- **WHAT TO PRODUCE**:
Copy all lines of the listing that include the string "fraction".
· · · · · · ·
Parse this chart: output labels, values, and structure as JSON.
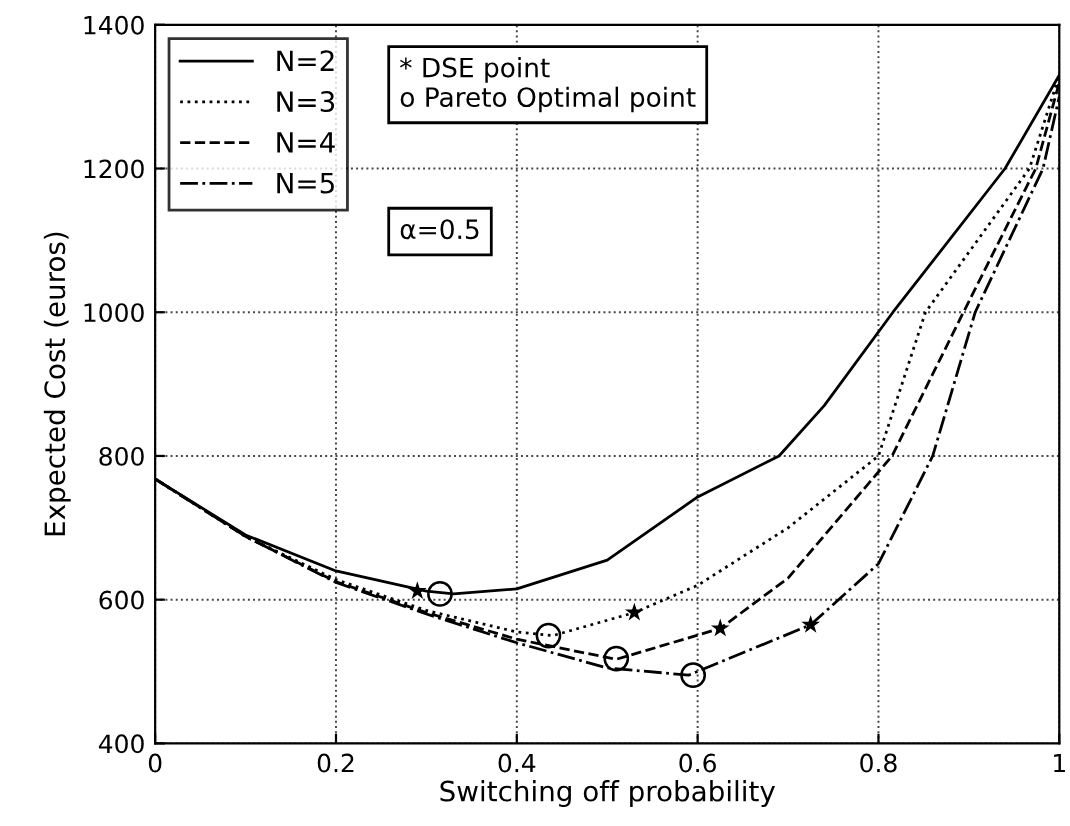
{
  "chart_data": {
    "type": "line",
    "xlabel": "Switching off probability",
    "ylabel": "Expected Cost (euros)",
    "xlim": [
      0,
      1
    ],
    "ylim": [
      400,
      1400
    ],
    "xticks": [
      0,
      0.2,
      0.4,
      0.6,
      0.8,
      1
    ],
    "yticks": [
      400,
      600,
      800,
      1000,
      1200,
      1400
    ],
    "grid": true,
    "legend": "top left",
    "annotations": [
      "* DSE point\no Pareto Optimal point",
      "α=0.5"
    ],
    "series": [
      {
        "name": "N=2",
        "color": "#000000",
        "line_style": "solid",
        "x": [
          0,
          0.1,
          0.2,
          0.3,
          0.33,
          0.4,
          0.5,
          0.6,
          0.69,
          0.74,
          0.816,
          0.94,
          1
        ],
        "values": [
          768,
          690,
          640,
          612,
          608,
          615,
          655,
          743,
          800,
          870,
          1000,
          1200,
          1330
        ]
      },
      {
        "name": "N=3",
        "color": "#000000",
        "line_style": "dotted",
        "x": [
          0,
          0.1,
          0.2,
          0.3,
          0.4,
          0.44,
          0.53,
          0.6,
          0.7,
          0.8,
          0.852,
          0.967,
          1
        ],
        "values": [
          768,
          688,
          628,
          585,
          555,
          550,
          582,
          620,
          700,
          800,
          1000,
          1200,
          1330
        ]
      },
      {
        "name": "N=4",
        "color": "#000000",
        "line_style": "dashed",
        "x": [
          0,
          0.1,
          0.2,
          0.3,
          0.4,
          0.51,
          0.625,
          0.7,
          0.815,
          0.894,
          0.974,
          1
        ],
        "values": [
          768,
          688,
          625,
          582,
          545,
          517,
          560,
          630,
          800,
          1000,
          1200,
          1320
        ]
      },
      {
        "name": "N=5",
        "color": "#000000",
        "line_style": "dashdot",
        "x": [
          0,
          0.1,
          0.2,
          0.3,
          0.4,
          0.5,
          0.59,
          0.725,
          0.8,
          0.86,
          0.907,
          0.982,
          1
        ],
        "values": [
          768,
          688,
          624,
          580,
          540,
          505,
          495,
          565,
          650,
          800,
          1000,
          1200,
          1300
        ]
      },
      {
        "type": "scatter",
        "marker": "star",
        "color": "#000000",
        "x": [
          0.29,
          0.53,
          0.625,
          0.725
        ],
        "values": [
          612,
          582,
          560,
          565
        ]
      },
      {
        "type": "scatter",
        "marker": "circle",
        "color": "#000000",
        "x": [
          0.315,
          0.435,
          0.51,
          0.595
        ],
        "values": [
          608,
          550,
          518,
          495
        ]
      }
    ]
  }
}
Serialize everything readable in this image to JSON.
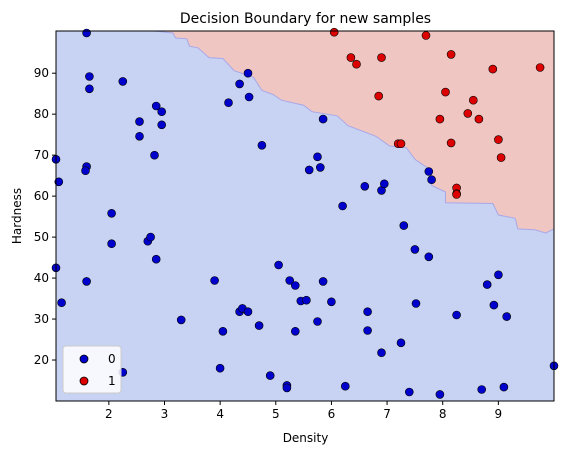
{
  "chart_data": {
    "type": "scatter",
    "title": "Decision Boundary for new samples",
    "xlabel": "Density",
    "ylabel": "Hardness",
    "xlim": [
      1.05,
      10.0
    ],
    "ylim": [
      10.0,
      100.3
    ],
    "xticks": [
      2,
      3,
      4,
      5,
      6,
      7,
      8,
      9
    ],
    "yticks": [
      20,
      30,
      40,
      50,
      60,
      70,
      80,
      90
    ],
    "legend_placement": "lower-left",
    "grid": false,
    "colors": {
      "class0_point": "#0000cc",
      "class1_point": "#dd0000",
      "region0": "#c8d2f2",
      "region1": "#f0c6c3",
      "boundary": "#a8a8e8"
    },
    "decision_boundary": [
      [
        2.8,
        100.3
      ],
      [
        3.15,
        99.8
      ],
      [
        3.2,
        98.6
      ],
      [
        3.4,
        98.4
      ],
      [
        3.45,
        96.6
      ],
      [
        3.6,
        96.2
      ],
      [
        3.8,
        93.8
      ],
      [
        4.05,
        93.6
      ],
      [
        4.25,
        90.6
      ],
      [
        4.6,
        89.0
      ],
      [
        4.75,
        85.8
      ],
      [
        4.95,
        84.8
      ],
      [
        5.1,
        83.4
      ],
      [
        5.5,
        82.2
      ],
      [
        5.65,
        80.6
      ],
      [
        6.1,
        79.6
      ],
      [
        6.3,
        77.2
      ],
      [
        6.8,
        74.6
      ],
      [
        7.05,
        72.2
      ],
      [
        7.35,
        71.8
      ],
      [
        7.5,
        69.0
      ],
      [
        7.8,
        66.2
      ],
      [
        7.8,
        62.6
      ],
      [
        8.05,
        61.0
      ],
      [
        8.05,
        58.4
      ],
      [
        8.9,
        58.2
      ],
      [
        9.0,
        55.4
      ],
      [
        9.3,
        54.6
      ],
      [
        9.35,
        52.0
      ],
      [
        9.65,
        51.8
      ],
      [
        9.85,
        51.0
      ],
      [
        10.0,
        52.0
      ]
    ],
    "series": [
      {
        "name": "0",
        "points": [
          [
            1.05,
            69.0
          ],
          [
            1.1,
            63.5
          ],
          [
            1.05,
            42.5
          ],
          [
            1.15,
            34.0
          ],
          [
            1.6,
            99.8
          ],
          [
            1.65,
            89.2
          ],
          [
            1.65,
            86.2
          ],
          [
            1.6,
            67.2
          ],
          [
            1.58,
            66.2
          ],
          [
            1.6,
            39.2
          ],
          [
            2.05,
            55.8
          ],
          [
            2.05,
            48.4
          ],
          [
            2.25,
            88.0
          ],
          [
            2.25,
            17.0
          ],
          [
            2.55,
            78.2
          ],
          [
            2.55,
            74.6
          ],
          [
            2.7,
            49.0
          ],
          [
            2.75,
            50.0
          ],
          [
            2.85,
            82.0
          ],
          [
            2.95,
            80.6
          ],
          [
            2.95,
            77.4
          ],
          [
            2.82,
            70.0
          ],
          [
            2.85,
            44.6
          ],
          [
            3.3,
            29.8
          ],
          [
            3.9,
            39.4
          ],
          [
            4.0,
            18.0
          ],
          [
            4.05,
            27.0
          ],
          [
            4.15,
            82.8
          ],
          [
            4.35,
            87.4
          ],
          [
            4.5,
            90.0
          ],
          [
            4.52,
            84.2
          ],
          [
            4.35,
            31.8
          ],
          [
            4.4,
            32.6
          ],
          [
            4.5,
            31.8
          ],
          [
            4.75,
            72.4
          ],
          [
            4.7,
            28.4
          ],
          [
            4.9,
            16.2
          ],
          [
            5.05,
            43.2
          ],
          [
            5.2,
            13.8
          ],
          [
            5.2,
            13.2
          ],
          [
            5.25,
            39.4
          ],
          [
            5.35,
            38.2
          ],
          [
            5.35,
            27.0
          ],
          [
            5.45,
            34.4
          ],
          [
            5.55,
            34.6
          ],
          [
            5.6,
            66.4
          ],
          [
            5.75,
            69.6
          ],
          [
            5.8,
            67.0
          ],
          [
            5.85,
            78.8
          ],
          [
            5.75,
            29.4
          ],
          [
            5.85,
            39.2
          ],
          [
            6.0,
            34.2
          ],
          [
            6.2,
            57.6
          ],
          [
            6.25,
            13.6
          ],
          [
            6.6,
            62.4
          ],
          [
            6.65,
            31.8
          ],
          [
            6.65,
            27.2
          ],
          [
            6.9,
            61.4
          ],
          [
            6.95,
            63.0
          ],
          [
            6.9,
            21.8
          ],
          [
            7.25,
            24.2
          ],
          [
            7.3,
            52.8
          ],
          [
            7.4,
            12.2
          ],
          [
            7.5,
            47.0
          ],
          [
            7.52,
            33.8
          ],
          [
            7.75,
            66.0
          ],
          [
            7.8,
            64.0
          ],
          [
            7.75,
            45.2
          ],
          [
            7.95,
            11.6
          ],
          [
            8.25,
            31.0
          ],
          [
            8.7,
            12.8
          ],
          [
            8.8,
            38.4
          ],
          [
            8.92,
            33.4
          ],
          [
            9.0,
            40.8
          ],
          [
            9.1,
            13.4
          ],
          [
            9.15,
            30.6
          ],
          [
            10.0,
            18.6
          ]
        ]
      },
      {
        "name": "1",
        "points": [
          [
            6.05,
            100.0
          ],
          [
            6.35,
            93.8
          ],
          [
            6.45,
            92.2
          ],
          [
            6.9,
            93.8
          ],
          [
            7.7,
            99.2
          ],
          [
            6.85,
            84.4
          ],
          [
            7.2,
            72.8
          ],
          [
            7.25,
            72.8
          ],
          [
            7.95,
            78.8
          ],
          [
            8.05,
            85.4
          ],
          [
            8.15,
            94.6
          ],
          [
            8.15,
            73.0
          ],
          [
            8.25,
            62.0
          ],
          [
            8.25,
            60.6
          ],
          [
            8.25,
            60.4
          ],
          [
            8.45,
            80.2
          ],
          [
            8.55,
            83.4
          ],
          [
            8.65,
            78.8
          ],
          [
            8.9,
            91.0
          ],
          [
            9.0,
            73.8
          ],
          [
            9.05,
            69.4
          ],
          [
            9.75,
            91.4
          ]
        ]
      }
    ]
  }
}
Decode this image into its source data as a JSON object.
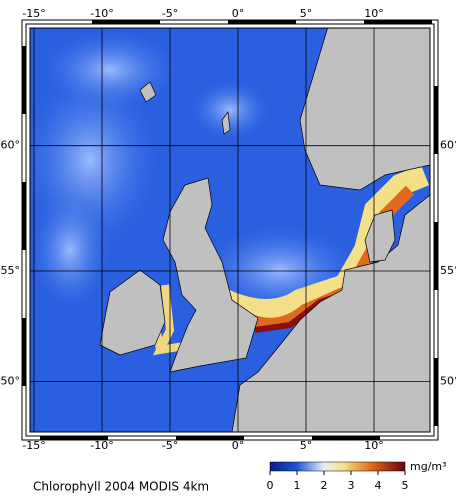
{
  "map": {
    "caption": "Chlorophyll 2004 MODIS 4km",
    "lon_ticks": [
      {
        "value": -15,
        "label": "-15°"
      },
      {
        "value": -10,
        "label": "-10°"
      },
      {
        "value": -5,
        "label": "-5°"
      },
      {
        "value": 0,
        "label": "0°"
      },
      {
        "value": 5,
        "label": "5°"
      },
      {
        "value": 10,
        "label": "10°"
      }
    ],
    "lat_ticks": [
      {
        "value": 50,
        "label": "50°"
      },
      {
        "value": 55,
        "label": "55°"
      },
      {
        "value": 60,
        "label": "60°"
      }
    ],
    "colorbar": {
      "unit": "mg/m³",
      "range": [
        0,
        5
      ],
      "ticks": [
        0,
        1,
        2,
        3,
        4,
        5
      ]
    }
  }
}
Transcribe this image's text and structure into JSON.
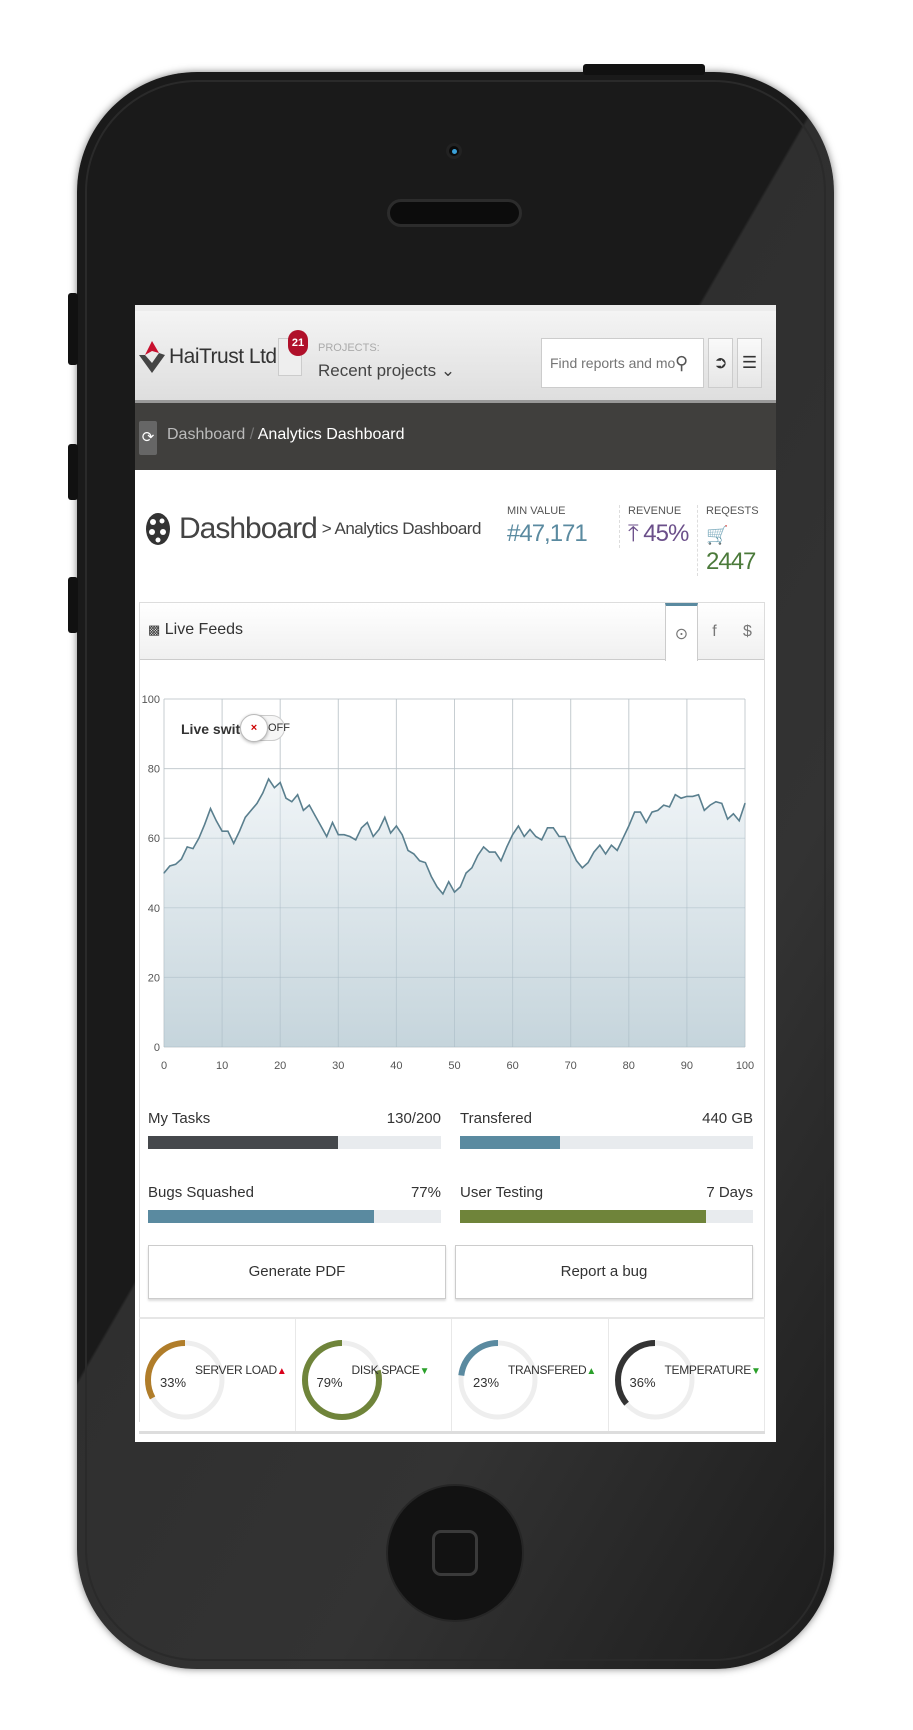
{
  "header": {
    "brand": "HaiTrust Ltd",
    "notification_count": "21",
    "projects_label": "PROJECTS:",
    "projects_value": "Recent projects ⌄",
    "search_placeholder": "Find reports and more"
  },
  "breadcrumb": {
    "items": [
      "Dashboard",
      "Analytics Dashboard"
    ],
    "separator": "/"
  },
  "page": {
    "title": "Dashboard",
    "subtitle": "> Analytics Dashboard"
  },
  "stats": [
    {
      "label": "MIN VALUE",
      "value": "#47,171",
      "color": "#5a8aa0"
    },
    {
      "label": "REVENUE",
      "value": "45%",
      "color": "#6b4f8a",
      "icon": "arrow-circle-up-icon"
    },
    {
      "label": "REQESTS",
      "value": "2447",
      "color": "#4b7a3a",
      "icon": "cart-icon"
    }
  ],
  "panel": {
    "title": "Live Feeds",
    "tabs": [
      "⊙",
      "f",
      "$"
    ],
    "active_tab": 0,
    "live_switch_label": "Live switch",
    "live_switch_state": "OFF"
  },
  "chart_data": {
    "type": "area",
    "xlim": [
      0,
      100
    ],
    "ylim": [
      0,
      100
    ],
    "grid": true,
    "xticks": [
      "0",
      "10",
      "20",
      "30",
      "40",
      "50",
      "60",
      "70",
      "80",
      "90",
      "100"
    ],
    "yticks": [
      "0",
      "20",
      "40",
      "60",
      "80",
      "100"
    ],
    "line_color": "#5a7f8e",
    "x": [
      0,
      1,
      2,
      3,
      4,
      5,
      6,
      7,
      8,
      9,
      10,
      11,
      12,
      13,
      14,
      15,
      16,
      17,
      18,
      19,
      20,
      21,
      22,
      23,
      24,
      25,
      26,
      27,
      28,
      29,
      30,
      31,
      32,
      33,
      34,
      35,
      36,
      37,
      38,
      39,
      40,
      41,
      42,
      43,
      44,
      45,
      46,
      47,
      48,
      49,
      50,
      51,
      52,
      53,
      54,
      55,
      56,
      57,
      58,
      59,
      60,
      61,
      62,
      63,
      64,
      65,
      66,
      67,
      68,
      69,
      70,
      71,
      72,
      73,
      74,
      75,
      76,
      77,
      78,
      79,
      80,
      81,
      82,
      83,
      84,
      85,
      86,
      87,
      88,
      89,
      90,
      91,
      92,
      93,
      94,
      95,
      96,
      97,
      98,
      99,
      100
    ],
    "y": [
      50,
      52,
      52.5,
      54,
      57.5,
      57,
      60,
      64,
      68.5,
      65,
      62,
      62,
      58.5,
      62,
      66,
      68,
      70,
      73,
      77,
      74.5,
      76,
      71.5,
      70.5,
      72.5,
      68,
      69.5,
      66.5,
      63.5,
      60.5,
      64.5,
      61,
      61,
      60.5,
      59.5,
      63,
      64.5,
      60.5,
      62.5,
      66,
      61.5,
      63.5,
      61,
      56.5,
      55.5,
      53.5,
      53,
      49,
      46,
      44,
      47.5,
      44.5,
      46,
      50,
      51.5,
      55,
      57.5,
      56,
      56,
      53.5,
      57.5,
      61,
      63.5,
      60.5,
      62.5,
      60.5,
      59.5,
      63,
      63,
      60.5,
      60.5,
      57,
      53.5,
      51.5,
      53,
      56,
      58,
      55.5,
      58,
      56.5,
      60,
      63.5,
      67.5,
      67.5,
      64.5,
      67.5,
      68,
      69.5,
      69,
      72.5,
      71.5,
      72,
      72,
      72.5,
      68,
      69.5,
      70.5,
      70,
      65.5,
      67,
      65,
      70
    ]
  },
  "progress": [
    {
      "label": "My Tasks",
      "value": "130/200",
      "fraction": 0.65,
      "color": "#45484c"
    },
    {
      "label": "Transfered",
      "value": "440 GB",
      "fraction": 0.34,
      "color": "#5a8aa0"
    },
    {
      "label": "Bugs Squashed",
      "value": "77%",
      "fraction": 0.77,
      "color": "#5a8aa0"
    },
    {
      "label": "User Testing",
      "value": "7 Days",
      "fraction": 0.84,
      "color": "#6f843a"
    }
  ],
  "buttons": {
    "pdf": "Generate PDF",
    "bug": "Report a bug"
  },
  "gauges": [
    {
      "label": "SERVER LOAD",
      "value": "33%",
      "percent": 33,
      "color": "#b07d2a",
      "trend": "up",
      "trend_color": "#d9001b"
    },
    {
      "label": "DISK SPACE",
      "value": "79%",
      "percent": 79,
      "color": "#6f843a",
      "trend": "down",
      "trend_color": "#2aa02a"
    },
    {
      "label": "TRANSFERED",
      "value": "23%",
      "percent": 23,
      "color": "#5a8aa0",
      "trend": "up",
      "trend_color": "#2aa02a"
    },
    {
      "label": "TEMPERATURE",
      "value": "36%",
      "percent": 36,
      "color": "#333333",
      "trend": "down",
      "trend_color": "#2aa02a"
    }
  ]
}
· · · · · · ·
- **RESULT OF THE TASK**:
      "fraction": 0.65,
      "fraction": 0.34,
      "fraction": 0.77,
      "fraction": 0.84,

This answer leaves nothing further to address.